[start of The data]
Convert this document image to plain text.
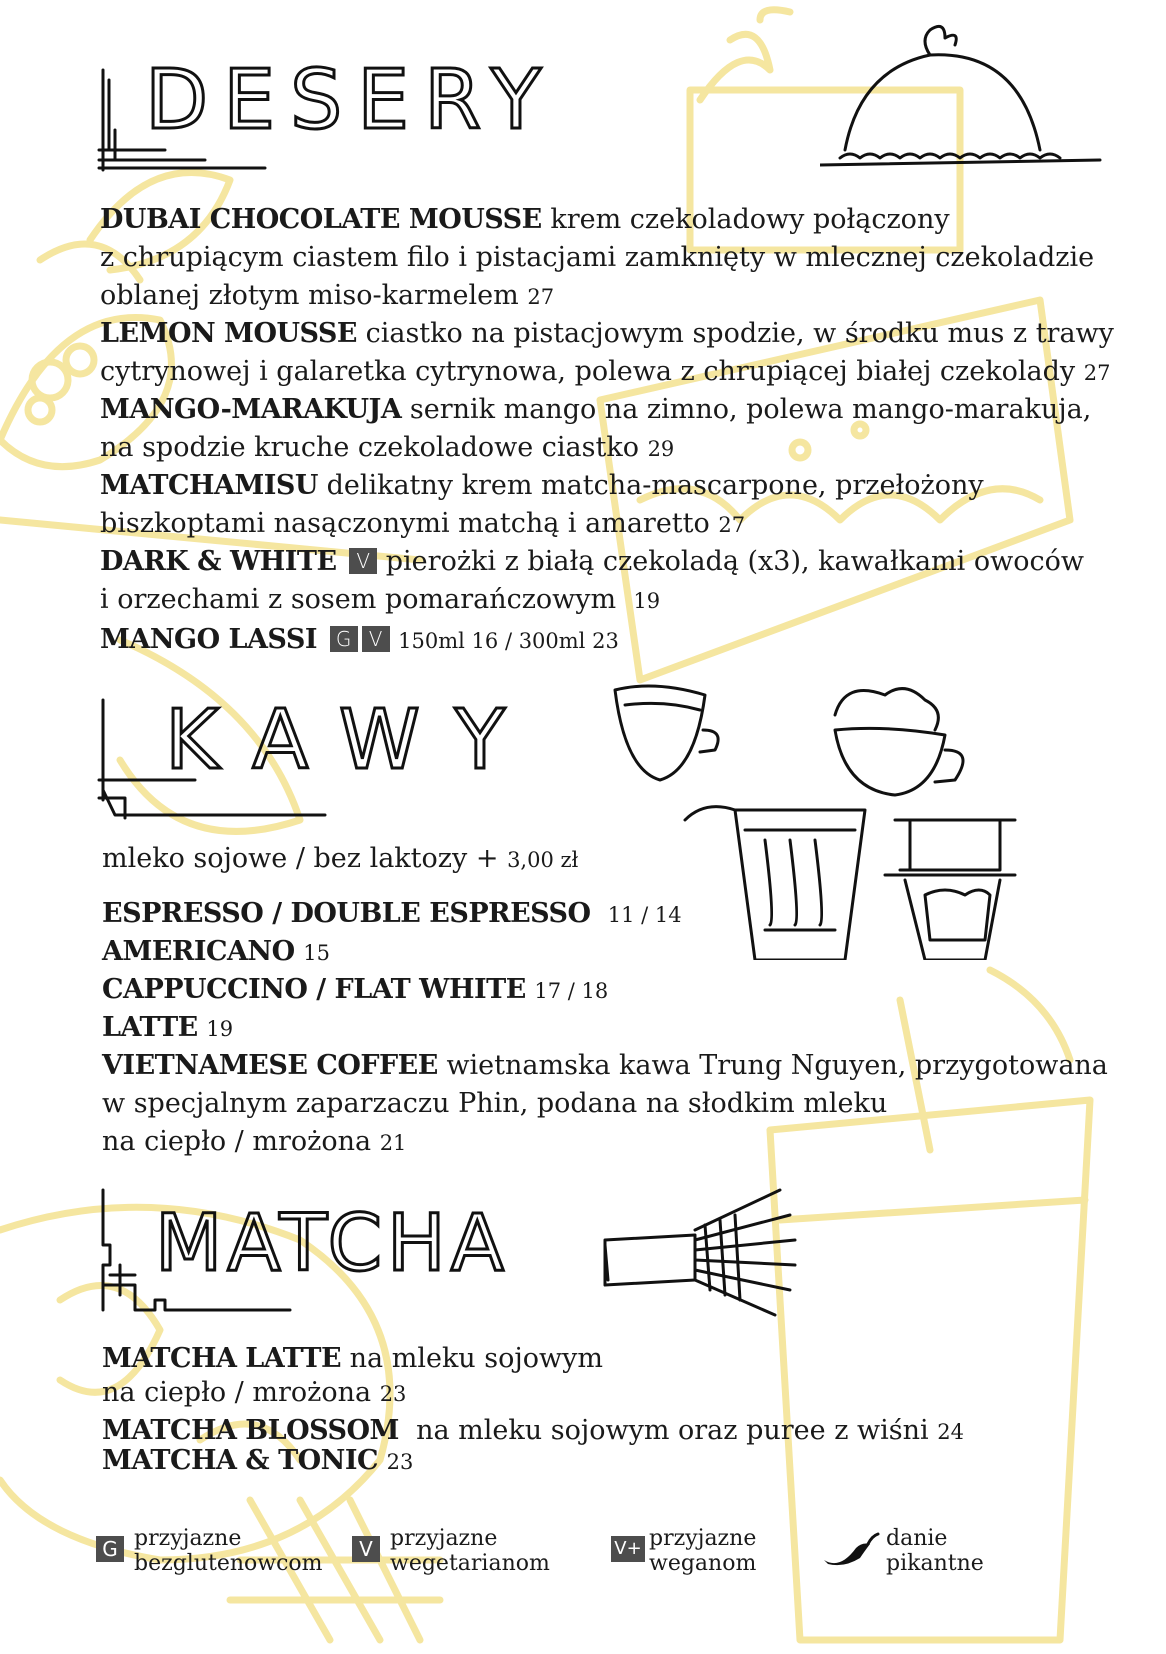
DESERY
DUBAI CHOCOLATE MOUSSE krem czekoladowy połączony
z chrupiącym ciastem filo i pistacjami zamknięty w mlecznej czekoladzie
oblanej złotym miso-karmelem 27
LEMON MOUSSE ciastko na pistacjowym spodzie, w środku mus z trawy
cytrynowej i galaretka cytrynowa, polewa z chrupiącej białej czekolady 27
MANGO-MARAKUJA sernik mango na zimno, polewa mango-marakuja,
na spodzie kruche czekoladowe ciastko 29
MATCHAMISU delikatny krem matcha-mascarpone, przełożony
biszkoptami nasączonymi matchą i amaretto 27
DARK & WHITE V pierożki z białą czekoladą (x3), kawałkami owoców
i orzechami z sosem pomarańczowym 19
MANGO LASSI G V 150ml 16 / 300ml 23
KAWY
mleko sojowe / bez laktozy + 3,00 zł
ESPRESSO / DOUBLE ESPRESSO 11 / 14
AMERICANO 15
CAPPUCCINO / FLAT WHITE 17 / 18
LATTE 19
VIETNAMESE COFFEE wietnamska kawa Trung Nguyen, przygotowana
w specjalnym zaparzaczu Phin, podana na słodkim mleku
na ciepło / mrożona 21
MATCHA
MATCHA LATTE na mleku sojowym
na ciepło / mrożona 23
MATCHA BLOSSOM na mleku sojowym oraz puree z wiśni 24
MATCHA & TONIC 23
G przyjazne
bezglutenowcom
V przyjazne
wegetarianom
V+ przyjazne
weganom
danie
pikantne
[end of The data]
# [Aim of the task]
Reproduce each line of the records exactly, and omit every picture.

# [Correct output]
Convert this document image to plain text.
DESERY
DUBAI CHOCOLATE MOUSSE krem czekoladowy połączony
z chrupiącym ciastem filo i pistacjami zamknięty w mlecznej czekoladzie
oblanej złotym miso-karmelem 27
LEMON MOUSSE ciastko na pistacjowym spodzie, w środku mus z trawy
cytrynowej i galaretka cytrynowa, polewa z chrupiącej białej czekolady 27
MANGO-MARAKUJA sernik mango na zimno, polewa mango-marakuja,
na spodzie kruche czekoladowe ciastko 29
MATCHAMISU delikatny krem matcha-mascarpone, przełożony
biszkoptami nasączonymi matchą i amaretto 27
DARK & WHITE V pierożki z białą czekoladą (x3), kawałkami owoców
i orzechami z sosem pomarańczowym 19
MANGO LASSI G V 150ml 16 / 300ml 23
KAWY
mleko sojowe / bez laktozy + 3,00 zł
ESPRESSO / DOUBLE ESPRESSO 11 / 14
AMERICANO 15
CAPPUCCINO / FLAT WHITE 17 / 18
LATTE 19
VIETNAMESE COFFEE wietnamska kawa Trung Nguyen, przygotowana
w specjalnym zaparzaczu Phin, podana na słodkim mleku
na ciepło / mrożona 21
MATCHA
MATCHA LATTE na mleku sojowym
na ciepło / mrożona 23
MATCHA BLOSSOM na mleku sojowym oraz puree z wiśni 24
MATCHA & TONIC 23
G przyjazne
bezglutenowcom
V przyjazne
wegetarianom
V+ przyjazne
weganom
danie
pikantne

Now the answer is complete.